* WHAT THE TASK ASKS
Can you express every row below as a JSON list of strings, with one string per line, blank lines omitted and the pictures left out?

* SOURCE DATA

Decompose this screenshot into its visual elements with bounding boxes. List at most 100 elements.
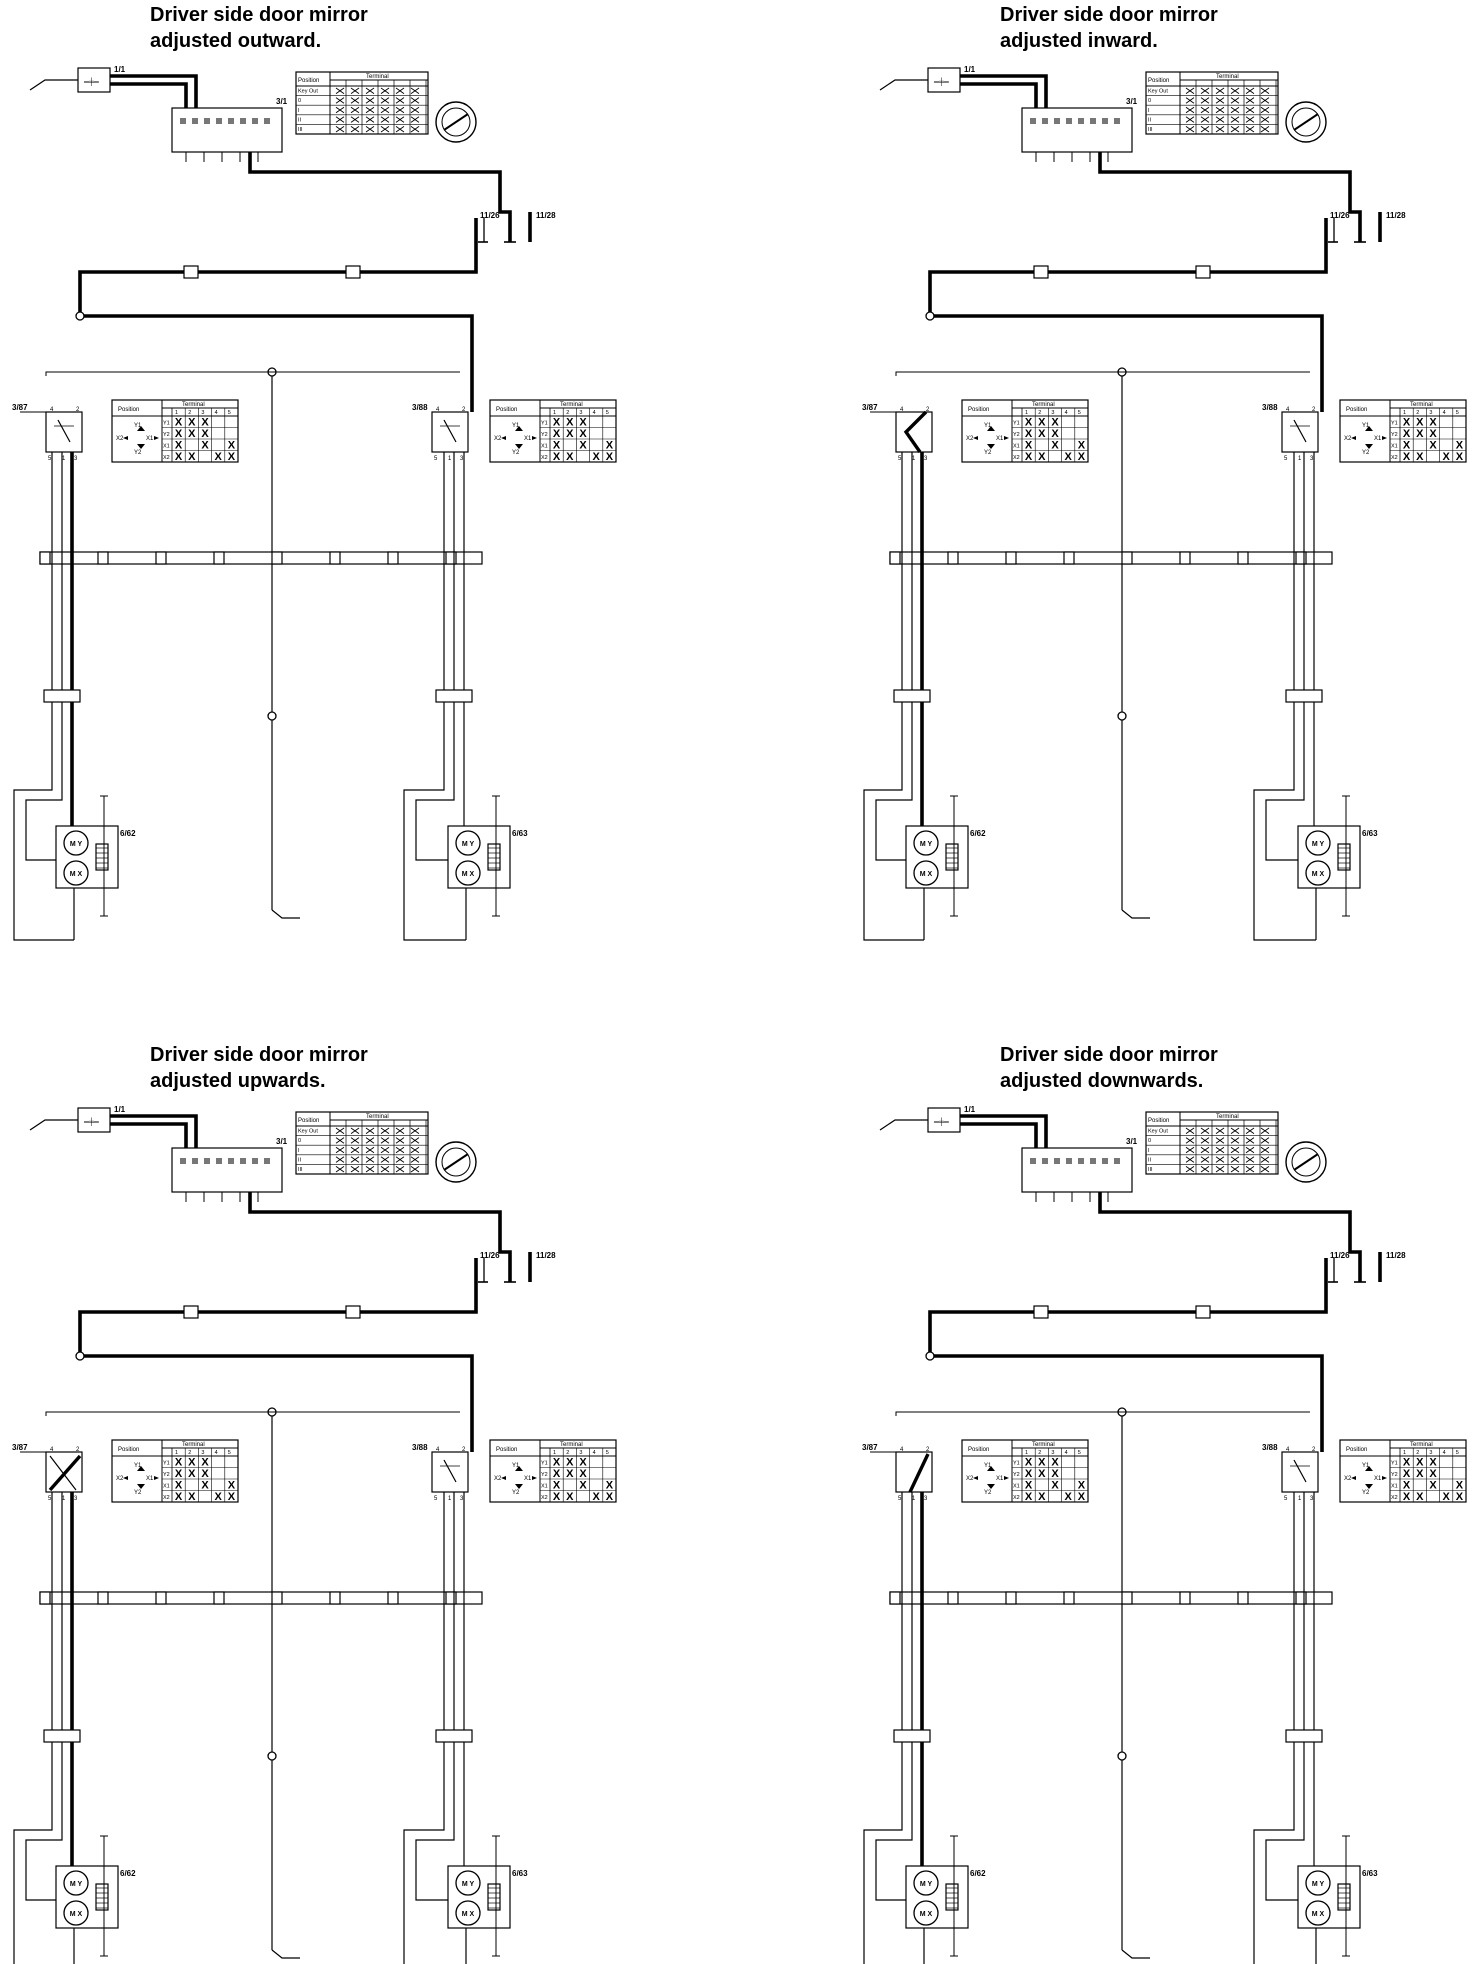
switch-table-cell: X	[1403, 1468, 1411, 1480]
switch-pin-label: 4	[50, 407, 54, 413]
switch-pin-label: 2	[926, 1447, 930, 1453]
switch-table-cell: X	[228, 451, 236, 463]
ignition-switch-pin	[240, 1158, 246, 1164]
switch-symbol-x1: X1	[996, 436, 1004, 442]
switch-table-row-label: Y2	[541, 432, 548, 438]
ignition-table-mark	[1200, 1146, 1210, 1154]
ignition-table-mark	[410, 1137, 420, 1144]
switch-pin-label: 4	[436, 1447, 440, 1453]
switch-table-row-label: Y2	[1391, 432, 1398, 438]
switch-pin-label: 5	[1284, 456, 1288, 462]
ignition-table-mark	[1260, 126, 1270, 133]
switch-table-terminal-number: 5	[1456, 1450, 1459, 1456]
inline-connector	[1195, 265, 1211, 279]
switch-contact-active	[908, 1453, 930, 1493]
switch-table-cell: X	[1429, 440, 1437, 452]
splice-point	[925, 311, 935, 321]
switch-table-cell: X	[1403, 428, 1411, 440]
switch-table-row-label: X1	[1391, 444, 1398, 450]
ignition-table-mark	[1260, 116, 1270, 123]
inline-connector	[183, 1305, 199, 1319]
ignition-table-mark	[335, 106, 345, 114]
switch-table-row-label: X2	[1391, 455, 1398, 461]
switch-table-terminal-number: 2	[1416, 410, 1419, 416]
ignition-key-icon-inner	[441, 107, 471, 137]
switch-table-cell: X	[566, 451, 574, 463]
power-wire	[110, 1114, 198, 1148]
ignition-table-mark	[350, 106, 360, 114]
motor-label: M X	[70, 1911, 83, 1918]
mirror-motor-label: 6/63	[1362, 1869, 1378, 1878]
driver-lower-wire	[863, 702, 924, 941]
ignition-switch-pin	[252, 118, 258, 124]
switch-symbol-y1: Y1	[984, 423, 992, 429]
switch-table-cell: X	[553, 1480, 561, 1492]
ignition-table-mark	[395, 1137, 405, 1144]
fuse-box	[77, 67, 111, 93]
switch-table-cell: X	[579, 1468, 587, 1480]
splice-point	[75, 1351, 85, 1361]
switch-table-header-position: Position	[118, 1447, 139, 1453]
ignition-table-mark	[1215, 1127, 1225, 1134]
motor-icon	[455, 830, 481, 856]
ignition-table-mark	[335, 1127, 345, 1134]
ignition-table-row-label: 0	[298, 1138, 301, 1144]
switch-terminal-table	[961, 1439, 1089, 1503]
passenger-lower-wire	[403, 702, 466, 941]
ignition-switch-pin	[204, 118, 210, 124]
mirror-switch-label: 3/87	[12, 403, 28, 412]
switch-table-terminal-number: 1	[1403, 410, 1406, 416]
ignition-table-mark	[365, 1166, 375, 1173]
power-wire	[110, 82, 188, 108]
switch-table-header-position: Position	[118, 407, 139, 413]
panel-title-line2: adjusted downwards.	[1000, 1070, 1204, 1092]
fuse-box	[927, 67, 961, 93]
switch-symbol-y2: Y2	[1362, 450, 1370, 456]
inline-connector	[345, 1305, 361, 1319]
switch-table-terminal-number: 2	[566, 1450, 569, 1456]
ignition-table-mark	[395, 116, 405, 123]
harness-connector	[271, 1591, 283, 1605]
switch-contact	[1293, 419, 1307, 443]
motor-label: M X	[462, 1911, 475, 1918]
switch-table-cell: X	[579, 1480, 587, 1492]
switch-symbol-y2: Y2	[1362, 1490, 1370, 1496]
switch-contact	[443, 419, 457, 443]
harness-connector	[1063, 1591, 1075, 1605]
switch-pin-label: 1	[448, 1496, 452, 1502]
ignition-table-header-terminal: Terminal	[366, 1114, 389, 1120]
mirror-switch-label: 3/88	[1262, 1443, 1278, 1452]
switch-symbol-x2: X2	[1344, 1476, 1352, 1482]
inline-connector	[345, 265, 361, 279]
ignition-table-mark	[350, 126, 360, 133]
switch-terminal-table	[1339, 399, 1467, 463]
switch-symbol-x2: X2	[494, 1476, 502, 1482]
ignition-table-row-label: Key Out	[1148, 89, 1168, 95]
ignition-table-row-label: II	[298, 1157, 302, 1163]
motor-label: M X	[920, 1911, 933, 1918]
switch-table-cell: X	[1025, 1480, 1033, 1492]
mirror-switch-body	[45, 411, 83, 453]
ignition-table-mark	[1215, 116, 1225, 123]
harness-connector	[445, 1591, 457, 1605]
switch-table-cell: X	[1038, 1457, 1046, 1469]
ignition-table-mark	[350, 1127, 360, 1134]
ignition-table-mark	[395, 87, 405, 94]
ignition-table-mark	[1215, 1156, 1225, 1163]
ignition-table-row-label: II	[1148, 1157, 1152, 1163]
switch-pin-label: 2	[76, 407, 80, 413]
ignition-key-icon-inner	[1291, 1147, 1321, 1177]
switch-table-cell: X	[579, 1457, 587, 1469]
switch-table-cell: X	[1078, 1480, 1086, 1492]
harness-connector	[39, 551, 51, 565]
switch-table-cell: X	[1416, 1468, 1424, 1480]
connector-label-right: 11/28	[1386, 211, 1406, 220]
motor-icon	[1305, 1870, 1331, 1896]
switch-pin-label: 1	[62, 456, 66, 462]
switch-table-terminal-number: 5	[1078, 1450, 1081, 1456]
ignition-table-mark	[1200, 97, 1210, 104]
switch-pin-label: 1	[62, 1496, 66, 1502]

* COMPLETE RESPONSE
[
  "Decompose this screenshot into its visual elements with bounding boxes. List at most 100 elements.",
  "switch-table-cell: X\t[1403, 1468, 1411, 1480]",
  "switch-pin-label: 4\t[50, 407, 54, 413]",
  "switch-pin-label: 2\t[926, 1447, 930, 1453]",
  "switch-table-cell: X\t[228, 451, 236, 463]",
  "ignition-switch-pin\t[240, 1158, 246, 1164]",
  "switch-symbol-x1: X1\t[996, 436, 1004, 442]",
  "switch-table-row-label: Y2\t[541, 432, 548, 438]",
  "ignition-table-mark\t[1200, 1146, 1210, 1154]",
  "ignition-table-mark\t[410, 1137, 420, 1144]",
  "switch-pin-label: 4\t[436, 1447, 440, 1453]",
  "switch-table-row-label: Y2\t[1391, 432, 1398, 438]",
  "switch-pin-label: 5\t[1284, 456, 1288, 462]",
  "ignition-table-mark\t[1260, 126, 1270, 133]",
  "switch-table-terminal-number: 5\t[1456, 1450, 1459, 1456]",
  "inline-connector\t[1195, 265, 1211, 279]",
  "switch-contact-active\t[908, 1453, 930, 1493]",
  "switch-table-cell: X\t[1429, 440, 1437, 452]",
  "splice-point\t[925, 311, 935, 321]",
  "switch-table-cell: X\t[1403, 428, 1411, 440]",
  "switch-table-row-label: X1\t[1391, 444, 1398, 450]",
  "ignition-table-mark\t[1260, 116, 1270, 123]",
  "inline-connector\t[183, 1305, 199, 1319]",
  "ignition-table-mark\t[335, 106, 345, 114]",
  "switch-table-row-label: X2\t[1391, 455, 1398, 461]",
  "switch-table-terminal-number: 2\t[1416, 410, 1419, 416]",
  "ignition-key-icon-inner\t[441, 107, 471, 137]",
  "switch-table-cell: X\t[566, 451, 574, 463]",
  "power-wire\t[110, 1114, 198, 1148]",
  "ignition-table-mark\t[350, 106, 360, 114]",
  "motor-label: M X\t[70, 1911, 83, 1918]",
  "mirror-motor-label: 6/63\t[1362, 1869, 1378, 1878]",
  "driver-lower-wire\t[863, 702, 924, 941]",
  "ignition-switch-pin\t[252, 118, 258, 124]",
  "switch-symbol-y1: Y1\t[984, 423, 992, 429]",
  "switch-table-cell: X\t[553, 1480, 561, 1492]",
  "ignition-table-mark\t[395, 1137, 405, 1144]",
  "fuse-box\t[77, 67, 111, 93]",
  "switch-table-cell: X\t[579, 1468, 587, 1480]",
  "splice-point\t[75, 1351, 85, 1361]",
  "switch-table-header-position: Position\t[118, 1447, 139, 1453]",
  "ignition-table-mark\t[1215, 1127, 1225, 1134]",
  "motor-icon\t[455, 830, 481, 856]",
  "ignition-table-mark\t[335, 1127, 345, 1134]",
  "ignition-table-row-label: 0\t[298, 1138, 301, 1144]",
  "switch-terminal-table\t[961, 1439, 1089, 1503]",
  "passenger-lower-wire\t[403, 702, 466, 941]",
  "ignition-switch-pin\t[204, 118, 210, 124]",
  "mirror-switch-label: 3/87\t[12, 403, 28, 412]",
  "switch-table-terminal-number: 1\t[1403, 410, 1406, 416]",
  "ignition-table-mark\t[365, 1166, 375, 1173]",
  "power-wire\t[110, 82, 188, 108]",
  "switch-table-header-position: Position\t[118, 407, 139, 413]",
  "panel-title-line2: adjusted downwards.\t[1000, 1070, 1204, 1092]",
  "fuse-box\t[927, 67, 961, 93]",
  "switch-symbol-y2: Y2\t[1362, 450, 1370, 456]",
  "inline-connector\t[345, 1305, 361, 1319]",
  "switch-table-terminal-number: 2\t[566, 1450, 569, 1456]",
  "ignition-table-mark\t[395, 116, 405, 123]",
  "harness-connector\t[271, 1591, 283, 1605]",
  "switch-contact\t[1293, 419, 1307, 443]",
  "motor-label: M X\t[462, 1911, 475, 1918]",
  "switch-table-cell: X\t[579, 1480, 587, 1492]",
  "switch-symbol-y2: Y2\t[1362, 1490, 1370, 1496]",
  "switch-contact\t[443, 419, 457, 443]",
  "harness-connector\t[1063, 1591, 1075, 1605]",
  "switch-pin-label: 1\t[448, 1496, 452, 1502]",
  "ignition-table-header-terminal: Terminal\t[366, 1114, 389, 1120]",
  "mirror-switch-label: 3/88\t[1262, 1443, 1278, 1452]",
  "switch-symbol-x2: X2\t[1344, 1476, 1352, 1482]",
  "inline-connector\t[345, 265, 361, 279]",
  "ignition-table-mark\t[350, 126, 360, 133]",
  "switch-terminal-table\t[1339, 399, 1467, 463]",
  "switch-symbol-x2: X2\t[494, 1476, 502, 1482]",
  "ignition-table-row-label: Key Out\t[1148, 89, 1168, 95]",
  "ignition-table-row-label: II\t[298, 1157, 302, 1163]",
  "motor-label: M X\t[920, 1911, 933, 1918]",
  "switch-table-cell: X\t[1025, 1480, 1033, 1492]",
  "mirror-switch-body\t[45, 411, 83, 453]",
  "ignition-table-mark\t[1215, 116, 1225, 123]",
  "harness-connector\t[445, 1591, 457, 1605]",
  "switch-table-cell: X\t[1038, 1457, 1046, 1469]",
  "ignition-table-mark\t[350, 1127, 360, 1134]",
  "ignition-table-mark\t[395, 87, 405, 94]",
  "ignition-table-mark\t[1215, 1156, 1225, 1163]",
  "ignition-table-row-label: II\t[1148, 1157, 1152, 1163]",
  "switch-pin-label: 2\t[76, 407, 80, 413]",
  "ignition-key-icon-inner\t[1291, 1147, 1321, 1177]",
  "switch-table-cell: X\t[579, 1457, 587, 1469]",
  "switch-table-cell: X\t[1078, 1480, 1086, 1492]",
  "harness-connector\t[39, 551, 51, 565]",
  "switch-table-cell: X\t[1416, 1468, 1424, 1480]",
  "connector-label-right: 11/28\t[1386, 211, 1406, 220]",
  "motor-icon\t[1305, 1870, 1331, 1896]",
  "switch-pin-label: 1\t[62, 456, 66, 462]",
  "switch-table-terminal-number: 5\t[1078, 1450, 1081, 1456]",
  "ignition-table-mark\t[1200, 97, 1210, 104]",
  "switch-pin-label: 1\t[62, 1496, 66, 1502]"
]